- **WHAT IS BEING ASKED**:
Print the entries below in their entirety, exactly as they are written.

==================================================

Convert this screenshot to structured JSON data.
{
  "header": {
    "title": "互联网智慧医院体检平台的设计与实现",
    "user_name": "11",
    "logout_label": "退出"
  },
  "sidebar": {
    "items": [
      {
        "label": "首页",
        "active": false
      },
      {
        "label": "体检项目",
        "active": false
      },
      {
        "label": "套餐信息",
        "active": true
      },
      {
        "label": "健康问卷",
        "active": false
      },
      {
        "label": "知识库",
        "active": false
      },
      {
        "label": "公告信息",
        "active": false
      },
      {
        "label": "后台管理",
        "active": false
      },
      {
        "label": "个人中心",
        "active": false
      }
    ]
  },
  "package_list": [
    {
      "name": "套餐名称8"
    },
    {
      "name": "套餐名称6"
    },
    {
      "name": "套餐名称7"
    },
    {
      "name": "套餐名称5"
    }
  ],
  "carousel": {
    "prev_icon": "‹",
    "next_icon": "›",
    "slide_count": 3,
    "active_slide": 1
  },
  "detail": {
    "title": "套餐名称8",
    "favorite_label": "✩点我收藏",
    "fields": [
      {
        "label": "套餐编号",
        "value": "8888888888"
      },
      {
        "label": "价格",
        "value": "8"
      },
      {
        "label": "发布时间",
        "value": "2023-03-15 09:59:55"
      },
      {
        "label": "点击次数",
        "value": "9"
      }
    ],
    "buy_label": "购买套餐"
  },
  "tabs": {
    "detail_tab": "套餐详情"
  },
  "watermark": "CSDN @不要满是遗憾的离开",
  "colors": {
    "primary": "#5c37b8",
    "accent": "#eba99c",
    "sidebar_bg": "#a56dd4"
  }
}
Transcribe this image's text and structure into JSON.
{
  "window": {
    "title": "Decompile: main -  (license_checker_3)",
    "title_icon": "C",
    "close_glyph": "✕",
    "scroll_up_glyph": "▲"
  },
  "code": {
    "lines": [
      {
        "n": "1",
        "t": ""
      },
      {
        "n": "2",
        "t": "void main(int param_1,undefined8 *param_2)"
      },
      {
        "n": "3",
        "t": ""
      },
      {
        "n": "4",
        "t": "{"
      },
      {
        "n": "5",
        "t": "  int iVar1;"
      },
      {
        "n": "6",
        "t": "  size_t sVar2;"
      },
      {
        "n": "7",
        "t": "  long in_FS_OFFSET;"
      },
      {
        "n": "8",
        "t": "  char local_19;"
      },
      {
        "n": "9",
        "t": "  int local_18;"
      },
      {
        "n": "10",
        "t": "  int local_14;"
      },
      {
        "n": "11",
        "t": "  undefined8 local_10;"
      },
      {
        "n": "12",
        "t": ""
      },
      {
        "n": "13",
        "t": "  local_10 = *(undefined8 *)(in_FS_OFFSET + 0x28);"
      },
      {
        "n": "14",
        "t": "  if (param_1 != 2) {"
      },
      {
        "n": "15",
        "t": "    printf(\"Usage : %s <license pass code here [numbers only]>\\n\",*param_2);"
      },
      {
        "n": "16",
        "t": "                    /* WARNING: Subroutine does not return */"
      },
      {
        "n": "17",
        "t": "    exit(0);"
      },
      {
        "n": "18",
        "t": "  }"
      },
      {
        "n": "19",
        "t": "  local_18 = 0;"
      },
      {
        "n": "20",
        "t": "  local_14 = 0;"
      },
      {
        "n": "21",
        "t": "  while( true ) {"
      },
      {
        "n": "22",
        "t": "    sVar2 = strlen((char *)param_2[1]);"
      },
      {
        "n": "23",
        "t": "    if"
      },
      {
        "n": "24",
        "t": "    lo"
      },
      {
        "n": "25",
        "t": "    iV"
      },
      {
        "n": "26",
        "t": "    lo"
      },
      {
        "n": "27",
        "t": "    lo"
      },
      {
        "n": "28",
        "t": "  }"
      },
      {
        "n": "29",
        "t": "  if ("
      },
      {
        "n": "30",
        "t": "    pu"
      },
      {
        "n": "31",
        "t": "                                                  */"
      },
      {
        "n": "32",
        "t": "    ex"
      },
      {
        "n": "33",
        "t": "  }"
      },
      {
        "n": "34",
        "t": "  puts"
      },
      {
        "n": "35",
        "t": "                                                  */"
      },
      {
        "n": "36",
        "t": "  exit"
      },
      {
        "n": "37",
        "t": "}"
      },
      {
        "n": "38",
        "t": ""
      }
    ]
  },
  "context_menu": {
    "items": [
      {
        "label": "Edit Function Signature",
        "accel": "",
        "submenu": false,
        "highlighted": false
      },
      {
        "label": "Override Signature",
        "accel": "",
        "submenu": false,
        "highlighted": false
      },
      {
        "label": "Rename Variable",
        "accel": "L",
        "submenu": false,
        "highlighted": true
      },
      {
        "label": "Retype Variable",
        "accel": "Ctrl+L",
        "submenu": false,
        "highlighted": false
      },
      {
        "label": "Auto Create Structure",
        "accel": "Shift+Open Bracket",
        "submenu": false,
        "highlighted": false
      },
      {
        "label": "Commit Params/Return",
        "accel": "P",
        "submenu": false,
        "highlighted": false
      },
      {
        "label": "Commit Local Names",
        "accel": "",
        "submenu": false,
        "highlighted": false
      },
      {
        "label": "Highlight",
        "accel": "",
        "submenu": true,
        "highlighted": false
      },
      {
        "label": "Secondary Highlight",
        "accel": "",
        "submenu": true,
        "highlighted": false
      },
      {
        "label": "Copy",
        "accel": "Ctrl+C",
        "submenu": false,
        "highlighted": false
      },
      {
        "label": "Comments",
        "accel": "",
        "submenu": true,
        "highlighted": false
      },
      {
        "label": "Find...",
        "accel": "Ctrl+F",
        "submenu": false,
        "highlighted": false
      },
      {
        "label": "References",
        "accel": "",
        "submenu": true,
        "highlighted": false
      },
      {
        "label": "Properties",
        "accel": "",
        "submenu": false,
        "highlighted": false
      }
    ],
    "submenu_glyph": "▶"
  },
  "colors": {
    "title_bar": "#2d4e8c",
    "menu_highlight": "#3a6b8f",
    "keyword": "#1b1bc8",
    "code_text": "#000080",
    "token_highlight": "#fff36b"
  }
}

==================================================

- **RESPONSE FOR THIS EXERCISE**:
Convert this screenshot to structured JSON data.
{
  "header": {
    "title": "互联网智慧医院体检平台的设计与实现",
    "user_name": "11",
    "logout_label": "退出"
  },
  "sidebar": {
    "items": [
      {
        "label": "首页",
        "active": false
      },
      {
        "label": "体检项目",
        "active": false
      },
      {
        "label": "套餐信息",
        "active": true
      },
      {
        "label": "健康问卷",
        "active": false
      },
      {
        "label": "知识库",
        "active": false
      },
      {
        "label": "公告信息",
        "active": false
      },
      {
        "label": "后台管理",
        "active": false
      },
      {
        "label": "个人中心",
        "active": false
      }
    ]
  },
  "package_list": [
    {
      "name": "套餐名称8"
    },
    {
      "name": "套餐名称6"
    },
    {
      "name": "套餐名称7"
    },
    {
      "name": "套餐名称5"
    }
  ],
  "carousel": {
    "prev_icon": "‹",
    "next_icon": "›",
    "slide_count": 3,
    "active_slide": 1
  },
  "detail": {
    "title": "套餐名称8",
    "favorite_label": "✩点我收藏",
    "fields": [
      {
        "label": "套餐编号",
        "value": "8888888888"
      },
      {
        "label": "价格",
        "value": "8"
      },
      {
        "label": "发布时间",
        "value": "2023-03-15 09:59:55"
      },
      {
        "label": "点击次数",
        "value": "9"
      }
    ],
    "buy_label": "购买套餐"
  },
  "tabs": {
    "detail_tab": "套餐详情"
  },
  "watermark": "CSDN @不要满是遗憾的离开",
  "colors": {
    "primary": "#5c37b8",
    "accent": "#eba99c",
    "sidebar_bg": "#a56dd4"
  }
}
Transcribe this image's text and structure into JSON.
{
  "window": {
    "title": "Decompile: main -  (license_checker_3)",
    "title_icon": "C",
    "close_glyph": "✕",
    "scroll_up_glyph": "▲"
  },
  "code": {
    "lines": [
      {
        "n": "1",
        "t": ""
      },
      {
        "n": "2",
        "t": "void main(int param_1,undefined8 *param_2)"
      },
      {
        "n": "3",
        "t": ""
      },
      {
        "n": "4",
        "t": "{"
      },
      {
        "n": "5",
        "t": "  int iVar1;"
      },
      {
        "n": "6",
        "t": "  size_t sVar2;"
      },
      {
        "n": "7",
        "t": "  long in_FS_OFFSET;"
      },
      {
        "n": "8",
        "t": "  char local_19;"
      },
      {
        "n": "9",
        "t": "  int local_18;"
      },
      {
        "n": "10",
        "t": "  int local_14;"
      },
      {
        "n": "11",
        "t": "  undefined8 local_10;"
      },
      {
        "n": "12",
        "t": ""
      },
      {
        "n": "13",
        "t": "  local_10 = *(undefined8 *)(in_FS_OFFSET + 0x28);"
      },
      {
        "n": "14",
        "t": "  if (param_1 != 2) {"
      },
      {
        "n": "15",
        "t": "    printf(\"Usage : %s <license pass code here [numbers only]>\\n\",*param_2);"
      },
      {
        "n": "16",
        "t": "                    /* WARNING: Subroutine does not return */"
      },
      {
        "n": "17",
        "t": "    exit(0);"
      },
      {
        "n": "18",
        "t": "  }"
      },
      {
        "n": "19",
        "t": "  local_18 = 0;"
      },
      {
        "n": "20",
        "t": "  local_14 = 0;"
      },
      {
        "n": "21",
        "t": "  while( true ) {"
      },
      {
        "n": "22",
        "t": "    sVar2 = strlen((char *)param_2[1]);"
      },
      {
        "n": "23",
        "t": "    if"
      },
      {
        "n": "24",
        "t": "    lo"
      },
      {
        "n": "25",
        "t": "    iV"
      },
      {
        "n": "26",
        "t": "    lo"
      },
      {
        "n": "27",
        "t": "    lo"
      },
      {
        "n": "28",
        "t": "  }"
      },
      {
        "n": "29",
        "t": "  if ("
      },
      {
        "n": "30",
        "t": "    pu"
      },
      {
        "n": "31",
        "t": "                                                  */"
      },
      {
        "n": "32",
        "t": "    ex"
      },
      {
        "n": "33",
        "t": "  }"
      },
      {
        "n": "34",
        "t": "  puts"
      },
      {
        "n": "35",
        "t": "                                                  */"
      },
      {
        "n": "36",
        "t": "  exit"
      },
      {
        "n": "37",
        "t": "}"
      },
      {
        "n": "38",
        "t": ""
      }
    ]
  },
  "context_menu": {
    "items": [
      {
        "label": "Edit Function Signature",
        "accel": "",
        "submenu": false,
        "highlighted": false
      },
      {
        "label": "Override Signature",
        "accel": "",
        "submenu": false,
        "highlighted": false
      },
      {
        "label": "Rename Variable",
        "accel": "L",
        "submenu": false,
        "highlighted": true
      },
      {
        "label": "Retype Variable",
        "accel": "Ctrl+L",
        "submenu": false,
        "highlighted": false
      },
      {
        "label": "Auto Create Structure",
        "accel": "Shift+Open Bracket",
        "submenu": false,
        "highlighted": false
      },
      {
        "label": "Commit Params/Return",
        "accel": "P",
        "submenu": false,
        "highlighted": false
      },
      {
        "label": "Commit Local Names",
        "accel": "",
        "submenu": false,
        "highlighted": false
      },
      {
        "label": "Highlight",
        "accel": "",
        "submenu": true,
        "highlighted": false
      },
      {
        "label": "Secondary Highlight",
        "accel": "",
        "submenu": true,
        "highlighted": false
      },
      {
        "label": "Copy",
        "accel": "Ctrl+C",
        "submenu": false,
        "highlighted": false
      },
      {
        "label": "Comments",
        "accel": "",
        "submenu": true,
        "highlighted": false
      },
      {
        "label": "Find...",
        "accel": "Ctrl+F",
        "submenu": false,
        "highlighted": false
      },
      {
        "label": "References",
        "accel": "",
        "submenu": true,
        "highlighted": false
      },
      {
        "label": "Properties",
        "accel": "",
        "submenu": false,
        "highlighted": false
      }
    ],
    "submenu_glyph": "▶"
  },
  "colors": {
    "title_bar": "#2d4e8c",
    "menu_highlight": "#3a6b8f",
    "keyword": "#1b1bc8",
    "code_text": "#000080",
    "token_highlight": "#fff36b"
  }
}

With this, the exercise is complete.